### [EXERCISE MATERIAL]
________________________

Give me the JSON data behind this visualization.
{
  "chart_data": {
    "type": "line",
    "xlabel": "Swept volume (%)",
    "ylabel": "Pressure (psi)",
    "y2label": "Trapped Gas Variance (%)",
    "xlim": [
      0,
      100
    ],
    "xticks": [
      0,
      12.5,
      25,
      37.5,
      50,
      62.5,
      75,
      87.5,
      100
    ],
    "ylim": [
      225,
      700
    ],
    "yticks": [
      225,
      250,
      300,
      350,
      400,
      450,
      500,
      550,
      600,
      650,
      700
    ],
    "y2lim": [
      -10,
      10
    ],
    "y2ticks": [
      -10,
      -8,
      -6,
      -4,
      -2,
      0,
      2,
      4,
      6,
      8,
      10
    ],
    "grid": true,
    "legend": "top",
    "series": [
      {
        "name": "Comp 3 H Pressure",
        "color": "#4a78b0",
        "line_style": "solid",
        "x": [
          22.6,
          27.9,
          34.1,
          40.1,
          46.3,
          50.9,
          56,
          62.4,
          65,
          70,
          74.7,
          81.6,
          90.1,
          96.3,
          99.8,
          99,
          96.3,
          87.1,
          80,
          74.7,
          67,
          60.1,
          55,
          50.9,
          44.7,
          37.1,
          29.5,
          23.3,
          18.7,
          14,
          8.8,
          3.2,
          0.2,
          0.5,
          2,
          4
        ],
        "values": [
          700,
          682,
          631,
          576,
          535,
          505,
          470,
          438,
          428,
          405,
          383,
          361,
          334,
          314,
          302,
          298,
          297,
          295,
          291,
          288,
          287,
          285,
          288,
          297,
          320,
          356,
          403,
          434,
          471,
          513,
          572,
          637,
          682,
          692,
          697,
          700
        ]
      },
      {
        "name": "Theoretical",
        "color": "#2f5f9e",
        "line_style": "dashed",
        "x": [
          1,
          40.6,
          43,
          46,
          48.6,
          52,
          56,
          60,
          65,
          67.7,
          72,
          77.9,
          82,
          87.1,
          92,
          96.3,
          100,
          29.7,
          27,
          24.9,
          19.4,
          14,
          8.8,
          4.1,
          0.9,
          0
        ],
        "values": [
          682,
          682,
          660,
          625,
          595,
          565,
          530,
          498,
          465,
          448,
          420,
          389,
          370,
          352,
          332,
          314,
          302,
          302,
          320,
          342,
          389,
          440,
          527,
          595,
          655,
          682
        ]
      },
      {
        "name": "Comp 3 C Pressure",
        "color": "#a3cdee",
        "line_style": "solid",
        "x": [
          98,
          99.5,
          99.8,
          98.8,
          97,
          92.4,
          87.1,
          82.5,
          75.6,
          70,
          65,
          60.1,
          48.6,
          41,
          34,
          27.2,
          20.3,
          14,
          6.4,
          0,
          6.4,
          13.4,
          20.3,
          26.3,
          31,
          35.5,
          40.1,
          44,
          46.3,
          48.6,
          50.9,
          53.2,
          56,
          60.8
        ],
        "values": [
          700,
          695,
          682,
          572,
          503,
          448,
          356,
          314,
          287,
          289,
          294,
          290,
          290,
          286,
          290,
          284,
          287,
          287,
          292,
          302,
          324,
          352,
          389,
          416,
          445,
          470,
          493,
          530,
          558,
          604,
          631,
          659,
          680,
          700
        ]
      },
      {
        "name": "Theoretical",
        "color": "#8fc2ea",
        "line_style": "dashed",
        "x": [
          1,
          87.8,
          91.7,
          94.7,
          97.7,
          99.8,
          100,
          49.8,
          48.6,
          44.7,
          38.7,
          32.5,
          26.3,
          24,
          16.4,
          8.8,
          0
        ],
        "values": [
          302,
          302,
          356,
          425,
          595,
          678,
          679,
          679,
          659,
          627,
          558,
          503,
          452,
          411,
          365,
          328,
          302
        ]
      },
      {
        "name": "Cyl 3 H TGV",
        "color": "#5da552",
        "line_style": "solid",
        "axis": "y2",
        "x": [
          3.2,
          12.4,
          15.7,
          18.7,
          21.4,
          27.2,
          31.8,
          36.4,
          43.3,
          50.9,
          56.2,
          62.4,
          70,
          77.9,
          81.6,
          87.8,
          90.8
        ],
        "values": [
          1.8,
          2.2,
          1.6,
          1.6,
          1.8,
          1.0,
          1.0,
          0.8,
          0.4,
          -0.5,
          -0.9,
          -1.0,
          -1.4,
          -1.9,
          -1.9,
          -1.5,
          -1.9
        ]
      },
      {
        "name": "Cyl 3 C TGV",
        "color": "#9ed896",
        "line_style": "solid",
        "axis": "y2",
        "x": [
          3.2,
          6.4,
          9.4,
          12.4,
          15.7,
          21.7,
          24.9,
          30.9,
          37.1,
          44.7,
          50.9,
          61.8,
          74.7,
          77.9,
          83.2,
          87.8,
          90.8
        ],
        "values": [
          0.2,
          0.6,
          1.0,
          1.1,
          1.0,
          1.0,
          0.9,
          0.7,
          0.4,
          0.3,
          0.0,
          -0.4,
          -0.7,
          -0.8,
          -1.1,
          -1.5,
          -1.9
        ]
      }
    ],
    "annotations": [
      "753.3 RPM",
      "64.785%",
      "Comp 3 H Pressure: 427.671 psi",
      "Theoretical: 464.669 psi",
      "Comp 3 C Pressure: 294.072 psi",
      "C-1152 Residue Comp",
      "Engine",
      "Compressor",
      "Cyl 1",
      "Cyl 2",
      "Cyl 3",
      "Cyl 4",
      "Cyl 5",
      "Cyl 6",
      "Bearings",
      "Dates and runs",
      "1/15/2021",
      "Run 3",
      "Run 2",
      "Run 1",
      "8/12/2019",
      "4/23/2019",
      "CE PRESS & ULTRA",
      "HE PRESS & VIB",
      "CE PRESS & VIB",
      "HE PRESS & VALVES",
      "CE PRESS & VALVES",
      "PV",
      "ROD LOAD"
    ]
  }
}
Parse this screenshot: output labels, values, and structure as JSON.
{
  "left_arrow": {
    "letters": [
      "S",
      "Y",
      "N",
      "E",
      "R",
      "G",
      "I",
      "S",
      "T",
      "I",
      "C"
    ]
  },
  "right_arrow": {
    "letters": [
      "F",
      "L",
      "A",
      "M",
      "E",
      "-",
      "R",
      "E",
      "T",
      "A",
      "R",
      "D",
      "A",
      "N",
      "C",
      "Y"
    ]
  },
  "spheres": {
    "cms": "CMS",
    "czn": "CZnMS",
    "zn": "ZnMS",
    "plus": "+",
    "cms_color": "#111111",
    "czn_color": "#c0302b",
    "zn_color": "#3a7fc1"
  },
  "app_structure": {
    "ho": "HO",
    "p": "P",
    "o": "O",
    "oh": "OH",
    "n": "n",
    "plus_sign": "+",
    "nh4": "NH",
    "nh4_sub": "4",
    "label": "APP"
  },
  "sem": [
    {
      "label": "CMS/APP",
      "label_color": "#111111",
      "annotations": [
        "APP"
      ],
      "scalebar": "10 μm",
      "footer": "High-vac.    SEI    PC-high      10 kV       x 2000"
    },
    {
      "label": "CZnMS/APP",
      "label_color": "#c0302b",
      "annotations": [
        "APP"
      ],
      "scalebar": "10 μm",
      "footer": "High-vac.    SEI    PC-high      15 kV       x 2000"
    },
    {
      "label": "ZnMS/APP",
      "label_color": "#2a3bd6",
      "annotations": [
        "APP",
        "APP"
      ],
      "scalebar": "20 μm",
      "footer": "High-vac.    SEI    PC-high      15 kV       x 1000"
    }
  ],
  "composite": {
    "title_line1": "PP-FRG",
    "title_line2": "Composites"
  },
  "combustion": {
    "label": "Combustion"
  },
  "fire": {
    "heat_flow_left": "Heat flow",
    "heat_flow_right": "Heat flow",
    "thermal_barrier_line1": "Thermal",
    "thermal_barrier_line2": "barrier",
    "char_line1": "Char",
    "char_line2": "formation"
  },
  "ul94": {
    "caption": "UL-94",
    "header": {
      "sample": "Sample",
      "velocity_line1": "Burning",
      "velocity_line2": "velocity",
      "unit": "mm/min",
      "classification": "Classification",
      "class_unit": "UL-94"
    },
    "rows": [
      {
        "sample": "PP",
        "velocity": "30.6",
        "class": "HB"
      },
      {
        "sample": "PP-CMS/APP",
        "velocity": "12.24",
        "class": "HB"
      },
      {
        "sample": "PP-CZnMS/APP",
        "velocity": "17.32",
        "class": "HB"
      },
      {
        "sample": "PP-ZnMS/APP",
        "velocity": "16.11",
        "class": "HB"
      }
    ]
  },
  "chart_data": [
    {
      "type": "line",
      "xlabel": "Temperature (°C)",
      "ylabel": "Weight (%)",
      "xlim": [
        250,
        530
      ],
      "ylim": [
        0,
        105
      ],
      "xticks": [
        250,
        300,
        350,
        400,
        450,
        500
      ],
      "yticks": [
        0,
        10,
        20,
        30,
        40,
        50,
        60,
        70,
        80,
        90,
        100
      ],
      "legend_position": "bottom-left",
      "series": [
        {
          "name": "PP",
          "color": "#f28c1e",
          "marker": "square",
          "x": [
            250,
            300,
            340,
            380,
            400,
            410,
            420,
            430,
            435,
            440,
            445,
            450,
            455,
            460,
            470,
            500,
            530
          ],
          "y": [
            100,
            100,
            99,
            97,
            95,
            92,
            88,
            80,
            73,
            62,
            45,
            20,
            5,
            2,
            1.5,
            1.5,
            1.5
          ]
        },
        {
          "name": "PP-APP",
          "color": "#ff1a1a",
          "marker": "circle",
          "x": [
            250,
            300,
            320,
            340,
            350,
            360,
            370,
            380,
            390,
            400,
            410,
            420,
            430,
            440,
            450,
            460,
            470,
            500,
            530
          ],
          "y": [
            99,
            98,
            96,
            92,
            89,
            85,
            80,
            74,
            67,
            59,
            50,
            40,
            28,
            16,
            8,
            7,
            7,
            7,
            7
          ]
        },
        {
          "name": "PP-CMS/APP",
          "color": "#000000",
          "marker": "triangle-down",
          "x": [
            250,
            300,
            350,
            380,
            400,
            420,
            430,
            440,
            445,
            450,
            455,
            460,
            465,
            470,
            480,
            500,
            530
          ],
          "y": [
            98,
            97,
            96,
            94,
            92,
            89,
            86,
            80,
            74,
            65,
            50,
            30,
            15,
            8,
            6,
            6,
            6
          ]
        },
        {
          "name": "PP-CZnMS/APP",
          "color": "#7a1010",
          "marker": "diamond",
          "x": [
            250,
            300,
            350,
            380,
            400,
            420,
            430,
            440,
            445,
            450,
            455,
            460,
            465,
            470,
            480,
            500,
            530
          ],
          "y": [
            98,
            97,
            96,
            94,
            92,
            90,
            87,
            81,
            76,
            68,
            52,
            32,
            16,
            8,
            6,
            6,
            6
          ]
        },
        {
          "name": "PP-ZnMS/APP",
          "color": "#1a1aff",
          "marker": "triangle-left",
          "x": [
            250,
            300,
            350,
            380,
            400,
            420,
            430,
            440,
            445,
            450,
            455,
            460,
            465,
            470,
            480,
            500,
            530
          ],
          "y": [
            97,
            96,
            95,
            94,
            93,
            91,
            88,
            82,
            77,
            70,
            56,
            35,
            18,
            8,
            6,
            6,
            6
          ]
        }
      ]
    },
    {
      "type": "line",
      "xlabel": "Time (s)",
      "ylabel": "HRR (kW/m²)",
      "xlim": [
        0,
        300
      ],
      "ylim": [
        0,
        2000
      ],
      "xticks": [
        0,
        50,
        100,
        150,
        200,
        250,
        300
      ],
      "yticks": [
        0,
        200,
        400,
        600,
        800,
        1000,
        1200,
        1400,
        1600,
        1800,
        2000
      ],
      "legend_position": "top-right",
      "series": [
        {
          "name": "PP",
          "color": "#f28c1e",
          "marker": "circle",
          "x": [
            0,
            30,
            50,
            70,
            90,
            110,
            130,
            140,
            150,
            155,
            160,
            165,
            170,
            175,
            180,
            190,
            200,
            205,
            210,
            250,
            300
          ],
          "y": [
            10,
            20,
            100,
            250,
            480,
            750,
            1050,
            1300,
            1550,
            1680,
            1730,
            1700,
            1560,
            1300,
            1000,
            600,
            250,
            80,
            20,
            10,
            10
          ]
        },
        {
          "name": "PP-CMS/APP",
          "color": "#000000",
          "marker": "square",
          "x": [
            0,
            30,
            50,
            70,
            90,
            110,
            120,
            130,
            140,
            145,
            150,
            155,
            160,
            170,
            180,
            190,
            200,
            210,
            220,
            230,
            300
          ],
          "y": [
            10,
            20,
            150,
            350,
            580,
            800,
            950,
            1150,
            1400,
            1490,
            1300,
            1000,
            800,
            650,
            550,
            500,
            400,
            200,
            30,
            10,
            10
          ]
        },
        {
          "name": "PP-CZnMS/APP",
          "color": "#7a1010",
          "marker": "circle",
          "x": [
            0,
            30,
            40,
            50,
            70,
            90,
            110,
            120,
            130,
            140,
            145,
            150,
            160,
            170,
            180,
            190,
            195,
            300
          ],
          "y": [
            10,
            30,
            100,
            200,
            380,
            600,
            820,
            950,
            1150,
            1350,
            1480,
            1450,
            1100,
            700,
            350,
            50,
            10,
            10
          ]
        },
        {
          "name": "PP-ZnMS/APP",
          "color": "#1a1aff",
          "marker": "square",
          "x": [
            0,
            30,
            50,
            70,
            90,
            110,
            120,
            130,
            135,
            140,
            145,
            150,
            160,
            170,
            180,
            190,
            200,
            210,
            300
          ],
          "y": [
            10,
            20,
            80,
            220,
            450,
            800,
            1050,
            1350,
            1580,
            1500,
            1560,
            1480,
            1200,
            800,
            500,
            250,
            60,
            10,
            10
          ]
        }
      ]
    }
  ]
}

________________________

### [YOUR TASK]
In the listing above, count each line that holds the string "Heat". Give the number only.

### [ANSWER FOR THE TASK]
2